WHAT IS EXPECTED:
Return each line of the material verbatim.

RECORDED DATA:
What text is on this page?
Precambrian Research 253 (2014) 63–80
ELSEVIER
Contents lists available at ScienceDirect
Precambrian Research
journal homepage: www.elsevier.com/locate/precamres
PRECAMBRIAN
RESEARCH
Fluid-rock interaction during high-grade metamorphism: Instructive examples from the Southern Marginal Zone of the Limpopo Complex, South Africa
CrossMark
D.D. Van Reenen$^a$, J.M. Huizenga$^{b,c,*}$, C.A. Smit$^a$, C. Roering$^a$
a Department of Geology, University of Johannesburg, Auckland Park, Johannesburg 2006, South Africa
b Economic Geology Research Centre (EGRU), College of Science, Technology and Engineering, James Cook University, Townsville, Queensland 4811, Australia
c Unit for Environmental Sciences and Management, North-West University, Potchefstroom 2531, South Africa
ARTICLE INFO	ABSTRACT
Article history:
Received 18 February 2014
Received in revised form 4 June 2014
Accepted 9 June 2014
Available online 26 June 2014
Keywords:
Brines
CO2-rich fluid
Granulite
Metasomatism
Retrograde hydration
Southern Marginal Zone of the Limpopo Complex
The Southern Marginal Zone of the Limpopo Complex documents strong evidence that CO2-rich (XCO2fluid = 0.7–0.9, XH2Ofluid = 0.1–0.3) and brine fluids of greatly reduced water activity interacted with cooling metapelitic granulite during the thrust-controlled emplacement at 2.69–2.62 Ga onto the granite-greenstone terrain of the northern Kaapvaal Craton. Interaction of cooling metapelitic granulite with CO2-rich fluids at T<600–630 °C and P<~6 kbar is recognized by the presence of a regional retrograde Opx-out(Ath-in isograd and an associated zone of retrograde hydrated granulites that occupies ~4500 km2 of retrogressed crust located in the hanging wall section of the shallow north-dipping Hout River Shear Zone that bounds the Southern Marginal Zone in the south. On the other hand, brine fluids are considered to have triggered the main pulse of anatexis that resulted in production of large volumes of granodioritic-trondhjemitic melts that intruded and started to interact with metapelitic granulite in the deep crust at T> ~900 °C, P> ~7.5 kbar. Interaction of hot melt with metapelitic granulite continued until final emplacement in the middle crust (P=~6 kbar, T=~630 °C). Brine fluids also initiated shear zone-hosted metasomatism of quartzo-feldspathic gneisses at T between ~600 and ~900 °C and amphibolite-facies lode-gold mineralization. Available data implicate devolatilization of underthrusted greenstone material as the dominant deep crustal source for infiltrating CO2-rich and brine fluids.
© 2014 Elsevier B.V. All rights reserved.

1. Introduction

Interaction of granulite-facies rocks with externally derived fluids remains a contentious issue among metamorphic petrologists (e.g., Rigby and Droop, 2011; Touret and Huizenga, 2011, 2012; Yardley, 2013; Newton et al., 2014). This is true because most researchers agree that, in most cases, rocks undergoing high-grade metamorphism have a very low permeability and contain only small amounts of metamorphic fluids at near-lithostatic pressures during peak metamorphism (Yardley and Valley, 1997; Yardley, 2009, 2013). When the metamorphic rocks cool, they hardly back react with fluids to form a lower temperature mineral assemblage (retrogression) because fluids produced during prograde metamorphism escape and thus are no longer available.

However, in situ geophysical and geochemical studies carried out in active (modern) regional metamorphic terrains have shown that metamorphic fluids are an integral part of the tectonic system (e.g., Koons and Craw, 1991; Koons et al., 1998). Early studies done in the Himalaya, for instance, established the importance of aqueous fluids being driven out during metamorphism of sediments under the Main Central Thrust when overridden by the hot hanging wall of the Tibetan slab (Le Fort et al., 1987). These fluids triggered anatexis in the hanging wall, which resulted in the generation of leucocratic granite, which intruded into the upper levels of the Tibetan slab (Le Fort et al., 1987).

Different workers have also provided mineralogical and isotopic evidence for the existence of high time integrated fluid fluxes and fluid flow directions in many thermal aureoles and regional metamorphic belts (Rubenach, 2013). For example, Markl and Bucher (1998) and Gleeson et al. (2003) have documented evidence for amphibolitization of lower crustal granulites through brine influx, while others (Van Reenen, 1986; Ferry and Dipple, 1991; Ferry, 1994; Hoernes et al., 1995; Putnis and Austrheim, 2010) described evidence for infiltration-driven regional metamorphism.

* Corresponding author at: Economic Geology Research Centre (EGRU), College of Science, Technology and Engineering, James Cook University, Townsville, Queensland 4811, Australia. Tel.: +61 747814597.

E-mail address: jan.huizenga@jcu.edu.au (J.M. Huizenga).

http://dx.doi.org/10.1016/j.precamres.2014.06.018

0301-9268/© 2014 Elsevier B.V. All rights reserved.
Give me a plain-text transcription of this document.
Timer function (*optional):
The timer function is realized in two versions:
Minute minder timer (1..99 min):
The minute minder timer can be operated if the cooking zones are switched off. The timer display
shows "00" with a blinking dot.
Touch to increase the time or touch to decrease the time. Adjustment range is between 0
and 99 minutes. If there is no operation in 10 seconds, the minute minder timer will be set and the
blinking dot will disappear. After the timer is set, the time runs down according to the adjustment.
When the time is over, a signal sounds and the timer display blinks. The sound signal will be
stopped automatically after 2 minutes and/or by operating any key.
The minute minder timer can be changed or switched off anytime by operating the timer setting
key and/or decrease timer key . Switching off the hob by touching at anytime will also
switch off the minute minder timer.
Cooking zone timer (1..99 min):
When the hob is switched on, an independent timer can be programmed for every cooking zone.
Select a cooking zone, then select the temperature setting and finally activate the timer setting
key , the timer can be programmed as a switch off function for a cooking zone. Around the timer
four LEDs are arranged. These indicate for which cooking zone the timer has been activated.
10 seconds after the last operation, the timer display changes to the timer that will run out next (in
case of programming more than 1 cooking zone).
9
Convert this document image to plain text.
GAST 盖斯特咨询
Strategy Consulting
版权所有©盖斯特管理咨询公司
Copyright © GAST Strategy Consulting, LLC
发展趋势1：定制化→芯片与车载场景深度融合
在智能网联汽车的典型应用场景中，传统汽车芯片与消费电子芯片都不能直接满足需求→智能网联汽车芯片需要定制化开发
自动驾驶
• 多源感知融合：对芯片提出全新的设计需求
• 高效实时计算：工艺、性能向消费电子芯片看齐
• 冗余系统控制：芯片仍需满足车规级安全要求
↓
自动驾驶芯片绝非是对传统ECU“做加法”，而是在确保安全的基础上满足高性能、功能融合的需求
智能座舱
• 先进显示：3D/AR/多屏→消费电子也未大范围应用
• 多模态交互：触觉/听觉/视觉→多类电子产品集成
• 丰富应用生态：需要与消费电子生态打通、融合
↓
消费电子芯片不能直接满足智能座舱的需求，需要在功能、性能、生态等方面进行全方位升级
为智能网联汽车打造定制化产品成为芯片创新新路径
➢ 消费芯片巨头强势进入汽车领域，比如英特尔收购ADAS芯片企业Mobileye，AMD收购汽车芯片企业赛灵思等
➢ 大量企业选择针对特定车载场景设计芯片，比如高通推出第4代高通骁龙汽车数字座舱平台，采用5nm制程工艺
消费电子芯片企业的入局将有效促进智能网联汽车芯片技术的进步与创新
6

RESULT FOR THIS TASK:
What text is on this page?
Precambrian Research 253 (2014) 63–80
ELSEVIER
Contents lists available at ScienceDirect
Precambrian Research
journal homepage: www.elsevier.com/locate/precamres
PRECAMBRIAN
RESEARCH
Fluid-rock interaction during high-grade metamorphism: Instructive examples from the Southern Marginal Zone of the Limpopo Complex, South Africa
CrossMark
D.D. Van Reenen$^a$, J.M. Huizenga$^{b,c,*}$, C.A. Smit$^a$, C. Roering$^a$
a Department of Geology, University of Johannesburg, Auckland Park, Johannesburg 2006, South Africa
b Economic Geology Research Centre (EGRU), College of Science, Technology and Engineering, James Cook University, Townsville, Queensland 4811, Australia
c Unit for Environmental Sciences and Management, North-West University, Potchefstroom 2531, South Africa
ARTICLE INFO	ABSTRACT
Article history:
Received 18 February 2014
Received in revised form 4 June 2014
Accepted 9 June 2014
Available online 26 June 2014
Keywords:
Brines
CO2-rich fluid
Granulite
Metasomatism
Retrograde hydration
Southern Marginal Zone of the Limpopo Complex
The Southern Marginal Zone of the Limpopo Complex documents strong evidence that CO2-rich (XCO2fluid = 0.7–0.9, XH2Ofluid = 0.1–0.3) and brine fluids of greatly reduced water activity interacted with cooling metapelitic granulite during the thrust-controlled emplacement at 2.69–2.62 Ga onto the granite-greenstone terrain of the northern Kaapvaal Craton. Interaction of cooling metapelitic granulite with CO2-rich fluids at T<600–630 °C and P<~6 kbar is recognized by the presence of a regional retrograde Opx-out(Ath-in isograd and an associated zone of retrograde hydrated granulites that occupies ~4500 km2 of retrogressed crust located in the hanging wall section of the shallow north-dipping Hout River Shear Zone that bounds the Southern Marginal Zone in the south. On the other hand, brine fluids are considered to have triggered the main pulse of anatexis that resulted in production of large volumes of granodioritic-trondhjemitic melts that intruded and started to interact with metapelitic granulite in the deep crust at T> ~900 °C, P> ~7.5 kbar. Interaction of hot melt with metapelitic granulite continued until final emplacement in the middle crust (P=~6 kbar, T=~630 °C). Brine fluids also initiated shear zone-hosted metasomatism of quartzo-feldspathic gneisses at T between ~600 and ~900 °C and amphibolite-facies lode-gold mineralization. Available data implicate devolatilization of underthrusted greenstone material as the dominant deep crustal source for infiltrating CO2-rich and brine fluids.
© 2014 Elsevier B.V. All rights reserved.

1. Introduction

Interaction of granulite-facies rocks with externally derived fluids remains a contentious issue among metamorphic petrologists (e.g., Rigby and Droop, 2011; Touret and Huizenga, 2011, 2012; Yardley, 2013; Newton et al., 2014). This is true because most researchers agree that, in most cases, rocks undergoing high-grade metamorphism have a very low permeability and contain only small amounts of metamorphic fluids at near-lithostatic pressures during peak metamorphism (Yardley and Valley, 1997; Yardley, 2009, 2013). When the metamorphic rocks cool, they hardly back react with fluids to form a lower temperature mineral assemblage (retrogression) because fluids produced during prograde metamorphism escape and thus are no longer available.

However, in situ geophysical and geochemical studies carried out in active (modern) regional metamorphic terrains have shown that metamorphic fluids are an integral part of the tectonic system (e.g., Koons and Craw, 1991; Koons et al., 1998). Early studies done in the Himalaya, for instance, established the importance of aqueous fluids being driven out during metamorphism of sediments under the Main Central Thrust when overridden by the hot hanging wall of the Tibetan slab (Le Fort et al., 1987). These fluids triggered anatexis in the hanging wall, which resulted in the generation of leucocratic granite, which intruded into the upper levels of the Tibetan slab (Le Fort et al., 1987).

Different workers have also provided mineralogical and isotopic evidence for the existence of high time integrated fluid fluxes and fluid flow directions in many thermal aureoles and regional metamorphic belts (Rubenach, 2013). For example, Markl and Bucher (1998) and Gleeson et al. (2003) have documented evidence for amphibolitization of lower crustal granulites through brine influx, while others (Van Reenen, 1986; Ferry and Dipple, 1991; Ferry, 1994; Hoernes et al., 1995; Putnis and Austrheim, 2010) described evidence for infiltration-driven regional metamorphism.

* Corresponding author at: Economic Geology Research Centre (EGRU), College of Science, Technology and Engineering, James Cook University, Townsville, Queensland 4811, Australia. Tel.: +61 747814597.

E-mail address: jan.huizenga@jcu.edu.au (J.M. Huizenga).

http://dx.doi.org/10.1016/j.precamres.2014.06.018

0301-9268/© 2014 Elsevier B.V. All rights reserved.
Give me a plain-text transcription of this document.
Timer function (*optional):
The timer function is realized in two versions:
Minute minder timer (1..99 min):
The minute minder timer can be operated if the cooking zones are switched off. The timer display
shows "00" with a blinking dot.
Touch to increase the time or touch to decrease the time. Adjustment range is between 0
and 99 minutes. If there is no operation in 10 seconds, the minute minder timer will be set and the
blinking dot will disappear. After the timer is set, the time runs down according to the adjustment.
When the time is over, a signal sounds and the timer display blinks. The sound signal will be
stopped automatically after 2 minutes and/or by operating any key.
The minute minder timer can be changed or switched off anytime by operating the timer setting
key and/or decrease timer key . Switching off the hob by touching at anytime will also
switch off the minute minder timer.
Cooking zone timer (1..99 min):
When the hob is switched on, an independent timer can be programmed for every cooking zone.
Select a cooking zone, then select the temperature setting and finally activate the timer setting
key , the timer can be programmed as a switch off function for a cooking zone. Around the timer
four LEDs are arranged. These indicate for which cooking zone the timer has been activated.
10 seconds after the last operation, the timer display changes to the timer that will run out next (in
case of programming more than 1 cooking zone).
9
Convert this document image to plain text.
GAST 盖斯特咨询
Strategy Consulting
版权所有©盖斯特管理咨询公司
Copyright © GAST Strategy Consulting, LLC
发展趋势1：定制化→芯片与车载场景深度融合
在智能网联汽车的典型应用场景中，传统汽车芯片与消费电子芯片都不能直接满足需求→智能网联汽车芯片需要定制化开发
自动驾驶
• 多源感知融合：对芯片提出全新的设计需求
• 高效实时计算：工艺、性能向消费电子芯片看齐
• 冗余系统控制：芯片仍需满足车规级安全要求
↓
自动驾驶芯片绝非是对传统ECU“做加法”，而是在确保安全的基础上满足高性能、功能融合的需求
智能座舱
• 先进显示：3D/AR/多屏→消费电子也未大范围应用
• 多模态交互：触觉/听觉/视觉→多类电子产品集成
• 丰富应用生态：需要与消费电子生态打通、融合
↓
消费电子芯片不能直接满足智能座舱的需求，需要在功能、性能、生态等方面进行全方位升级
为智能网联汽车打造定制化产品成为芯片创新新路径
➢ 消费芯片巨头强势进入汽车领域，比如英特尔收购ADAS芯片企业Mobileye，AMD收购汽车芯片企业赛灵思等
➢ 大量企业选择针对特定车载场景设计芯片，比如高通推出第4代高通骁龙汽车数字座舱平台，采用5nm制程工艺
消费电子芯片企业的入局将有效促进智能网联汽车芯片技术的进步与创新
6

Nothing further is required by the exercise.